[JOB] Transcribe the lines of the material verbatim, beginning with its first line and ending with the line that contains "cell-time: 2020.11 (19, 338, 77, 378)", with both of those lines included.

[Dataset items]
● ● ● ● ●

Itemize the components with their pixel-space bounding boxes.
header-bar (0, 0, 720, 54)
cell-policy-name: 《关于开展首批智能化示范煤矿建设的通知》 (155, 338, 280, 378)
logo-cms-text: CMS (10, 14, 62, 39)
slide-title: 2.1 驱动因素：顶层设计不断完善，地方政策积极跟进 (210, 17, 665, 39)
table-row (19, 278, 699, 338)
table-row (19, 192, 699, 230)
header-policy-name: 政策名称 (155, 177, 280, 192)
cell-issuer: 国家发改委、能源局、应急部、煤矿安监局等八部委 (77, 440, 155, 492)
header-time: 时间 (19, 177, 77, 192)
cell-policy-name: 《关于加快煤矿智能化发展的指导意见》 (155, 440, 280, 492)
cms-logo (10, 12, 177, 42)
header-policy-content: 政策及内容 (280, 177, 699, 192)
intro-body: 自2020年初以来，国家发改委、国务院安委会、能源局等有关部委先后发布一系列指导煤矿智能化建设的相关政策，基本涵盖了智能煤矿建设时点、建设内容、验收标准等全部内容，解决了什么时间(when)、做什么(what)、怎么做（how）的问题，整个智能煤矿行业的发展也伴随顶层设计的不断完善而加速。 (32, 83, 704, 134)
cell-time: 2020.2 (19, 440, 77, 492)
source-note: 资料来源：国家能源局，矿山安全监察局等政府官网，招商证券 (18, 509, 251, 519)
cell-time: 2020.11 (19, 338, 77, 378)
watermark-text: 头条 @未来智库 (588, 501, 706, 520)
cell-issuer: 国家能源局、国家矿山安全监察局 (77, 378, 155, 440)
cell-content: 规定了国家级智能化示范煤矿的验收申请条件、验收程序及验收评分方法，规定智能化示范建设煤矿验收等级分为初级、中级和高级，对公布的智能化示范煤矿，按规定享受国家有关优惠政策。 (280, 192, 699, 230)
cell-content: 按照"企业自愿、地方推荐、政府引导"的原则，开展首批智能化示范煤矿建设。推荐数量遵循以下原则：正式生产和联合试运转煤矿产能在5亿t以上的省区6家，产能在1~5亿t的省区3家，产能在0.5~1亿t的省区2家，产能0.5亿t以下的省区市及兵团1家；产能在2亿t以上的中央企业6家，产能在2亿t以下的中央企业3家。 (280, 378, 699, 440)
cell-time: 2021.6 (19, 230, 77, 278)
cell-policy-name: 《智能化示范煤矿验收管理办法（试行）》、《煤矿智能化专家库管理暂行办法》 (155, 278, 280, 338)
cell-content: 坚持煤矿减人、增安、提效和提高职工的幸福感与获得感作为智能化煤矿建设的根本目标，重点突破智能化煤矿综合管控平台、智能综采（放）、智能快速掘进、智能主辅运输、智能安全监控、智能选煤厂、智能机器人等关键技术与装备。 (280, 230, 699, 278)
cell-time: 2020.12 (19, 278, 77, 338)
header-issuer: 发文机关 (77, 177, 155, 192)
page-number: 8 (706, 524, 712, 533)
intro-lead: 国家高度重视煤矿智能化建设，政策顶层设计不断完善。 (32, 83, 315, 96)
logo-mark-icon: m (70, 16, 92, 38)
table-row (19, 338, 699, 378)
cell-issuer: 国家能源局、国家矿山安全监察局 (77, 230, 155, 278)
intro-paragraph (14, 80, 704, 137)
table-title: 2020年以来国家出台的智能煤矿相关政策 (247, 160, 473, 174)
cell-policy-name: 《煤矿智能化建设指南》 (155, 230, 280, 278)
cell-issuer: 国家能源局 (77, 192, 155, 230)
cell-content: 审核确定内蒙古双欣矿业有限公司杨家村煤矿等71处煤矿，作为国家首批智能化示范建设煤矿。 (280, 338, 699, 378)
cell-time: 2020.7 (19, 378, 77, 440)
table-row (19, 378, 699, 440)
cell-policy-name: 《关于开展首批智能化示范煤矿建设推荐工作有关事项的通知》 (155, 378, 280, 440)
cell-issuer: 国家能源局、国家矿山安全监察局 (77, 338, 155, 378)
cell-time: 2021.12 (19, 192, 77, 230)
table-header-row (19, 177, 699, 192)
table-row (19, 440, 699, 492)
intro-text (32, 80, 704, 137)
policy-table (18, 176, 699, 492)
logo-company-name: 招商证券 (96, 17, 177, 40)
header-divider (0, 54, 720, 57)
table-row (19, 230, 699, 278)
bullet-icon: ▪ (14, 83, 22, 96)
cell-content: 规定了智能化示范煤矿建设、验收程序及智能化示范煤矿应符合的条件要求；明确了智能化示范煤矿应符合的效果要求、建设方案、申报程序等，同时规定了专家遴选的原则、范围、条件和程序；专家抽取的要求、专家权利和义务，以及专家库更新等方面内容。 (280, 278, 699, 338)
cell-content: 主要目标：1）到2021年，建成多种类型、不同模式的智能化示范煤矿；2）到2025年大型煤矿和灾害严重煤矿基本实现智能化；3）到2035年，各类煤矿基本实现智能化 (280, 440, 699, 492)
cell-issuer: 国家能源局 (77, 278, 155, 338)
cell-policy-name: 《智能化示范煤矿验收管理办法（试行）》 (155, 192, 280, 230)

● ● ● ● ●

[WRITTEN RESPONSE]
Itemize the components with their pixel-space bounding boxes.
header-bar (0, 0, 720, 54)
cell-policy-name: 《关于开展首批智能化示范煤矿建设的通知》 (155, 338, 280, 378)
logo-cms-text: CMS (10, 14, 62, 39)
slide-title: 2.1 驱动因素：顶层设计不断完善，地方政策积极跟进 (210, 17, 665, 39)
table-row (19, 278, 699, 338)
table-row (19, 192, 699, 230)
header-policy-name: 政策名称 (155, 177, 280, 192)
cell-issuer: 国家发改委、能源局、应急部、煤矿安监局等八部委 (77, 440, 155, 492)
header-time: 时间 (19, 177, 77, 192)
cell-policy-name: 《关于加快煤矿智能化发展的指导意见》 (155, 440, 280, 492)
cms-logo (10, 12, 177, 42)
header-policy-content: 政策及内容 (280, 177, 699, 192)
intro-body: 自2020年初以来，国家发改委、国务院安委会、能源局等有关部委先后发布一系列指导煤矿智能化建设的相关政策，基本涵盖了智能煤矿建设时点、建设内容、验收标准等全部内容，解决了什么时间(when)、做什么(what)、怎么做（how）的问题，整个智能煤矿行业的发展也伴随顶层设计的不断完善而加速。 (32, 83, 704, 134)
cell-time: 2020.2 (19, 440, 77, 492)
source-note: 资料来源：国家能源局，矿山安全监察局等政府官网，招商证券 (18, 509, 251, 519)
cell-time: 2020.11 (19, 338, 77, 378)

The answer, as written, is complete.